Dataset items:

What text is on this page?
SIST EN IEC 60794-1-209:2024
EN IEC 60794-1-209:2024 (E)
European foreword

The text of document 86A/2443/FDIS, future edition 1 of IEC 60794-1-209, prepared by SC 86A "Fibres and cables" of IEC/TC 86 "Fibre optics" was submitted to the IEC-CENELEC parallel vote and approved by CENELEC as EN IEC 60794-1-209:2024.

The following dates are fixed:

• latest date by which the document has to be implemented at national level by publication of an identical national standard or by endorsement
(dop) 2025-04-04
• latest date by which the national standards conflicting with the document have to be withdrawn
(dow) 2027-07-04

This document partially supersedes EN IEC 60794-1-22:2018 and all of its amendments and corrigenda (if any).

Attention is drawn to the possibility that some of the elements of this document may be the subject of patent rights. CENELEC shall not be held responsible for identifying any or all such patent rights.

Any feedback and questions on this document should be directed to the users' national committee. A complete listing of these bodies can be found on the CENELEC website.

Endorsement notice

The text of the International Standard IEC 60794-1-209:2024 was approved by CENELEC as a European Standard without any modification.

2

SHORT EXERCISE: Examine the data above and state how many of its lines contain the word "European", with no further remarks.

EXERCISE RESULT: 2